[Part of a data file]
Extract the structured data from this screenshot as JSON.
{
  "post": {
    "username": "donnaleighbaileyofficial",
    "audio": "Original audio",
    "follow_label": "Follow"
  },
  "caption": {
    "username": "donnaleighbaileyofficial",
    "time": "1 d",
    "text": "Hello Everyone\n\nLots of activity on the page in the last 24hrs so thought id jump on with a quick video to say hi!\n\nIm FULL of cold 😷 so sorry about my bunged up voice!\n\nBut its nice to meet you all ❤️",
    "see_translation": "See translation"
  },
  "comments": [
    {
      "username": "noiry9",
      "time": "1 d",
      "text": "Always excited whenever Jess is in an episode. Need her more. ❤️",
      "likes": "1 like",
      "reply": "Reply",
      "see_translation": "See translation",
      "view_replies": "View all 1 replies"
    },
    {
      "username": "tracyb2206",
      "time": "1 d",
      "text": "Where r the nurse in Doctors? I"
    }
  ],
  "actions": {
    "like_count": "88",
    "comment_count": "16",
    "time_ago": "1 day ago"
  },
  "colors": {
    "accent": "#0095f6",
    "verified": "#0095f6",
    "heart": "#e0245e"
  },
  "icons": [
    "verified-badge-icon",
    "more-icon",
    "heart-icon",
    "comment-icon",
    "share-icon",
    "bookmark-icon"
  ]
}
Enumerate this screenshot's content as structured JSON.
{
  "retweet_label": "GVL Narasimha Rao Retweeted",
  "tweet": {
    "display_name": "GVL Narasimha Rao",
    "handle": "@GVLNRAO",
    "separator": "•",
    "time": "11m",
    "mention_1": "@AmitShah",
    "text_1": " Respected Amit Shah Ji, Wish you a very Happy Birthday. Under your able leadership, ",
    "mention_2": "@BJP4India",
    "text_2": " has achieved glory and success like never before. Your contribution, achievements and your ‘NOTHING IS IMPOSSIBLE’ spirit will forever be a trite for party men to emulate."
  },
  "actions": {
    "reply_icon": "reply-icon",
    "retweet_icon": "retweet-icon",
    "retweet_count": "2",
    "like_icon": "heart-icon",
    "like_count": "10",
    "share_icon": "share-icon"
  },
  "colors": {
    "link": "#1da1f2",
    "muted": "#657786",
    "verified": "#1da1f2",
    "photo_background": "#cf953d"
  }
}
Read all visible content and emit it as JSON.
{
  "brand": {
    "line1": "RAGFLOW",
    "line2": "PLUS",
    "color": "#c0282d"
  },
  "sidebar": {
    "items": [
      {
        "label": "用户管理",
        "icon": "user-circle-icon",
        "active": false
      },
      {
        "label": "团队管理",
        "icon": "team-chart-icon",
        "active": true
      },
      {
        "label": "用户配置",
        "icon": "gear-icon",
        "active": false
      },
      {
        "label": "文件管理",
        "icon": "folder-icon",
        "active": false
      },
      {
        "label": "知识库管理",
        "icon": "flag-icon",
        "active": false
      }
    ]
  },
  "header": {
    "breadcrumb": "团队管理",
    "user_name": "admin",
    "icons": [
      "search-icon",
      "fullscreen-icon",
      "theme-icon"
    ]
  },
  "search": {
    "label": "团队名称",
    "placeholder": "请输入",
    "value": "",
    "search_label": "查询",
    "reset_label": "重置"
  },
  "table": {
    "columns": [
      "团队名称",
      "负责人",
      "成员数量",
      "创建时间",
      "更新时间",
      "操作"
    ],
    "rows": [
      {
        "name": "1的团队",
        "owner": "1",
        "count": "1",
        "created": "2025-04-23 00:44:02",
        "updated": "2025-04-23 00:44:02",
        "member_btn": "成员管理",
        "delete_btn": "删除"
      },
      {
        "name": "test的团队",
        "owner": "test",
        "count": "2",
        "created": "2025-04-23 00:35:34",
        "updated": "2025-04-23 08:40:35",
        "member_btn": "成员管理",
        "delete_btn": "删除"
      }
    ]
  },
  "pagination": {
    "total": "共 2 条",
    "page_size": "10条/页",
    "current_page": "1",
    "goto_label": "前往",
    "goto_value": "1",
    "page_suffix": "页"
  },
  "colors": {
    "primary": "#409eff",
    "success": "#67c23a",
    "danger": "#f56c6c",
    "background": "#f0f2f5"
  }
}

__THE TASK__. Copy out each line of the listing that holds "username".

__SOLUTION FOR THIS EXERCISE__.
    "username": "donnaleighbaileyofficial",
    "username": "donnaleighbaileyofficial",
      "username": "noiry9",
      "username": "tracyb2206",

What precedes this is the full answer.